• _PROVIDED RECORDS_
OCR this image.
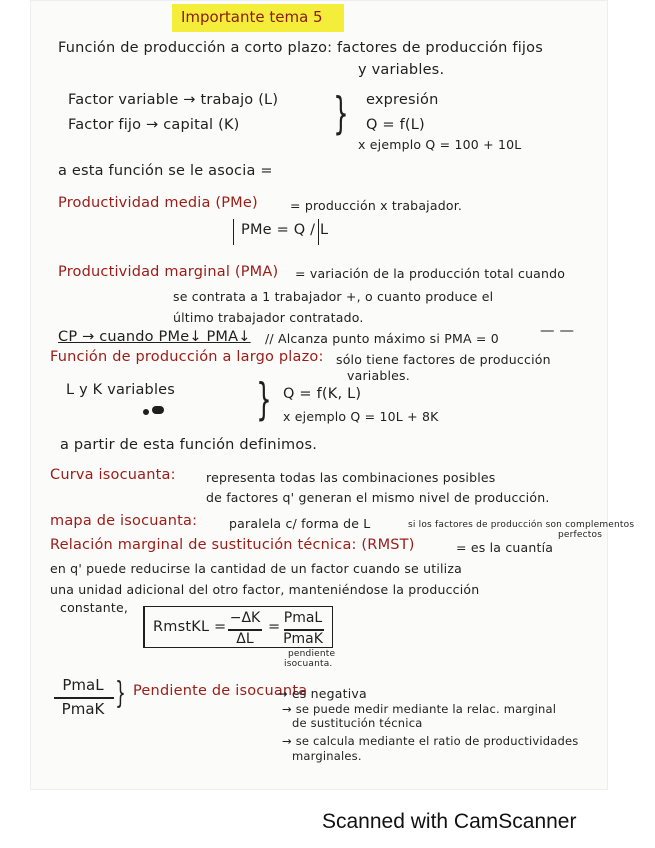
Importante tema 5
Función de producción a corto plazo: factores de producción fijos
y variables.
Factor variable → trabajo (L) } expresión
Factor fijo → capital (K)	Q = f(L)
x ejemplo Q = 100 + 10L
a esta función se le asocia =
Productividad media (PMe)	= producción x trabajador.
PMe = Q / L
Productividad marginal (PMA) = variación de la producción total cuando
se contrata a 1 trabajador +, o cuanto produce el
último trabajador contratado.
CP → cuando PMe↓ PMA↓ // Alcanza punto máximo si PMA = 0	— —
Función de producción a largo plazo: sólo tiene factores de producción
variables.
L y K variables } Q = f(K, L)
x ejemplo Q = 10L + 8K
a partir de esta función definimos.
Curva isocuanta: representa todas las combinaciones posibles
de factores q' generan el mismo nivel de producción.
mapa de isocuanta:	paralela c/ forma de L	si los factores de producción son complementos
perfectos
Relación marginal de sustitución técnica: (RMST)	= es la cuantía
en q' puede reducirse la cantidad de un factor cuando se utiliza
una unidad adicional del otro factor, manteniéndose la producción
constante,
RmstKL =
−ΔK
ΔL
=
PmaL
PmaK
pendiente
isocuanta.
PmaL
PmaK } Pendiente de isocuanta
→ es negativa
→ se puede medir mediante la relac. marginal
de sustitución técnica
→ se calcula mediante el ratio de productividades
marginales.
Scanned with CamScanner
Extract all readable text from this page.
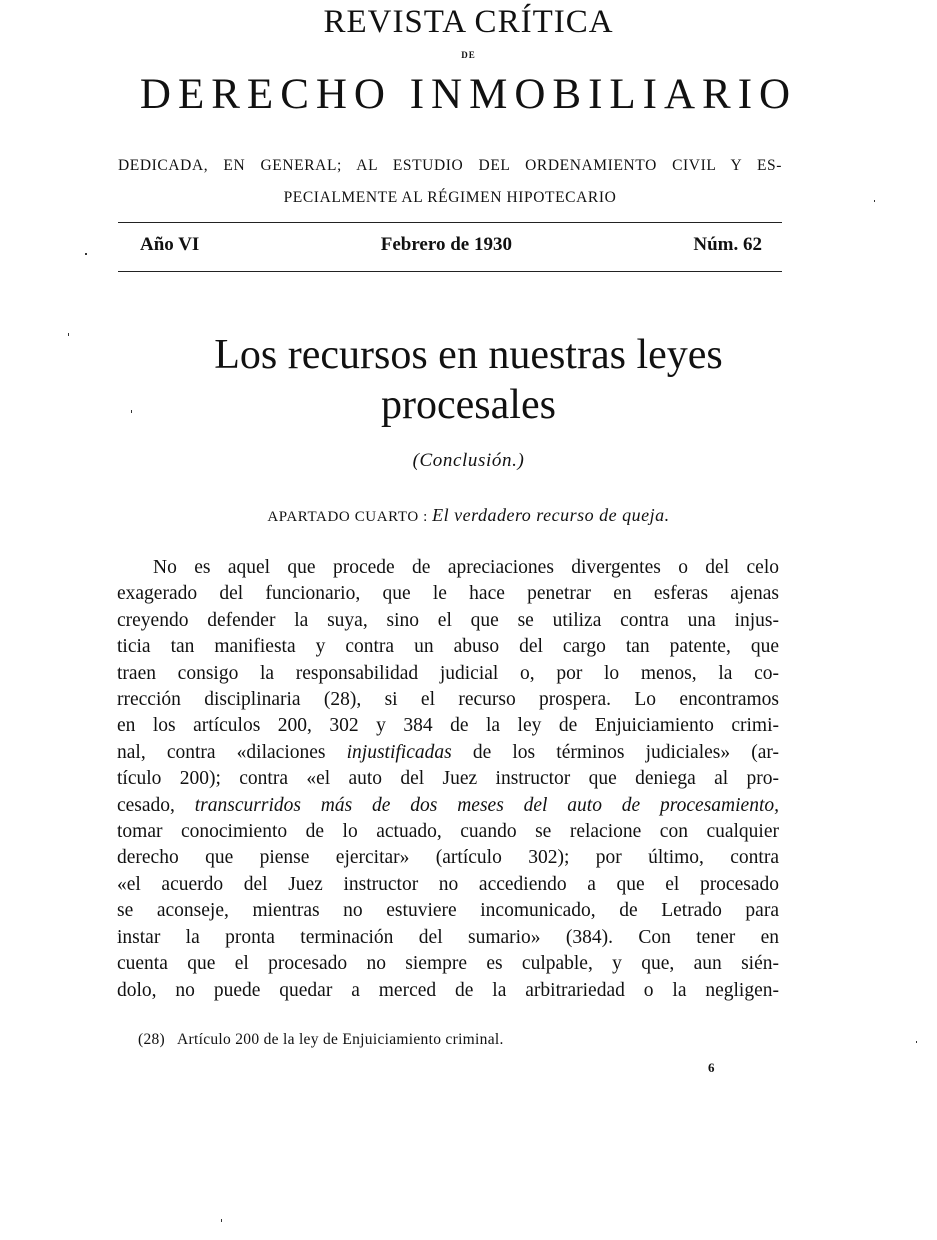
REVISTA CRÍTICA
DE
DERECHO INMOBILIARIO
DEDICADA, EN GENERAL; AL ESTUDIO DEL ORDENAMIENTO CIVIL Y ES-
PECIALMENTE AL RÉGIMEN HIPOTECARIO
Año VI	Febrero de 1930	Núm. 62
Los recursos en nuestras leyes
procesales
(Conclusión.)
APARTADO CUARTO : El verdadero recurso de queja.
No es aquel que procede de apreciaciones divergentes o del celo
exagerado del funcionario, que le hace penetrar en esferas ajenas
creyendo defender la suya, sino el que se utiliza contra una injus-
ticia tan manifiesta y contra un abuso del cargo tan patente, que
traen consigo la responsabilidad judicial o, por lo menos, la co-
rrección disciplinaria (28), si el recurso prospera. Lo encontramos
en los artículos 200, 302 y 384 de la ley de Enjuiciamiento crimi-
nal, contra «dilaciones injustificadas de los términos judiciales» (ar-
tículo 200); contra «el auto del Juez instructor que deniega al pro-
cesado, transcurridos más de dos meses del auto de procesamiento,
tomar conocimiento de lo actuado, cuando se relacione con cualquier
derecho que piense ejercitar» (artículo 302); por último, contra
«el acuerdo del Juez instructor no accediendo a que el procesado
se aconseje, mientras no estuviere incomunicado, de Letrado para
instar la pronta terminación del sumario» (384). Con tener en
cuenta que el procesado no siempre es culpable, y que, aun sién-
dolo, no puede quedar a merced de la arbitrariedad o la negligen-
(28) Artículo 200 de la ley de Enjuiciamiento criminal.
6
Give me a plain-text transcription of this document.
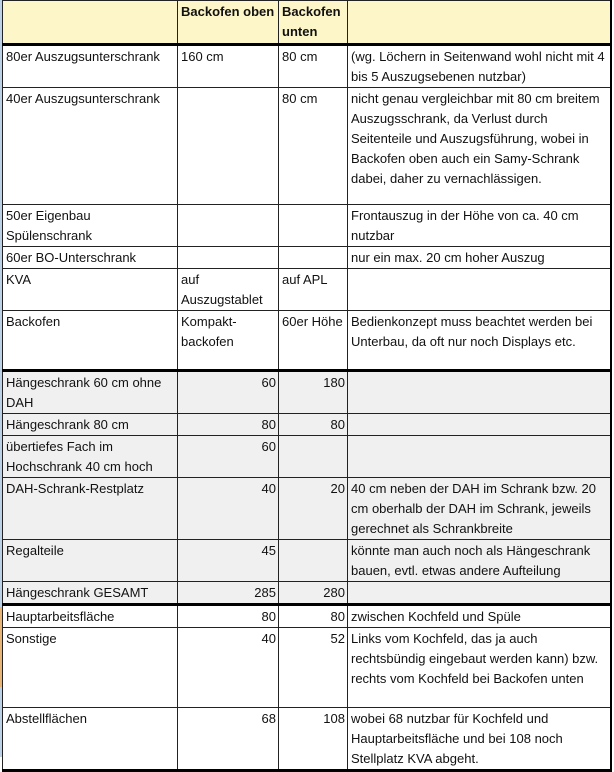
	Backofen oben	Backofen unten	
80er Auszugsunterschrank	160 cm	80 cm	(wg. Löchern in Seitenwand wohl nicht mit 4 bis 5 Auszugsebenen nutzbar)
40er Auszugsunterschrank		80 cm	nicht genau vergleichbar mit 80 cm breitem Auszugsschrank, da Verlust durch Seitenteile und Auszugsführung, wobei in Backofen oben auch ein Samy-Schrank dabei, daher zu vernachlässigen.
50er Eigenbau Spülenschrank			Frontauszug in der Höhe von ca. 40 cm nutzbar
60er BO-Unterschrank			nur ein max. 20 cm hoher Auszug
KVA	auf Auszugstablet	auf APL	
Backofen	Kompakt-backofen	60er Höhe	Bedienkonzept muss beachtet werden bei Unterbau, da oft nur noch Displays etc.
Hängeschrank 60 cm ohne DAH	60	180	
Hängeschrank 80 cm	80	80	
übertiefes Fach im Hochschrank 40 cm hoch	60		
DAH-Schrank-Restplatz	40	20	40 cm neben der DAH im Schrank bzw. 20 cm oberhalb der DAH im Schrank, jeweils gerechnet als Schrankbreite
Regalteile	45		könnte man auch noch als Hängeschrank bauen, evtl. etwas andere Aufteilung
Hängeschrank GESAMT	285	280	
Hauptarbeitsfläche	80	80	zwischen Kochfeld und Spüle
Sonstige	40	52	Links vom Kochfeld, das ja auch rechtsbündig eingebaut werden kann) bzw. rechts vom Kochfeld bei Backofen unten
Abstellflächen	68	108	wobei 68 nutzbar für Kochfeld und Hauptarbeitsfläche und bei 108 noch Stellplatz KVA abgeht.
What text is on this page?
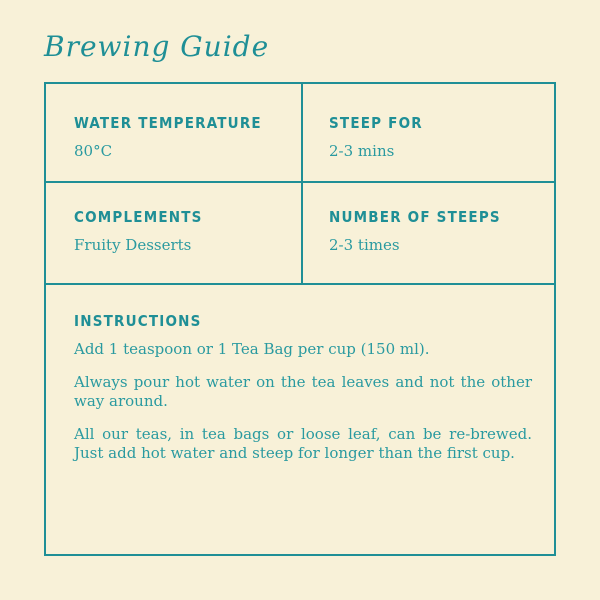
Brewing Guide
WATER TEMPERATURE
80°C
STEEP FOR
2-3 mins
COMPLEMENTS
Fruity Desserts
NUMBER OF STEEPS
2-3 times
INSTRUCTIONS

Add 1 teaspoon or 1 Tea Bag per cup (150 ml).

Always pour hot water on the tea leaves and not the other way around.

All our teas, in tea bags or loose leaf, can be re-brewed. Just add hot water and steep for longer than the first cup.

• _GOAL OF THE EXERCISE_
Count each line of the data where the word "factores" appears, then reply with the total only.

• _FINISHED TASK_
4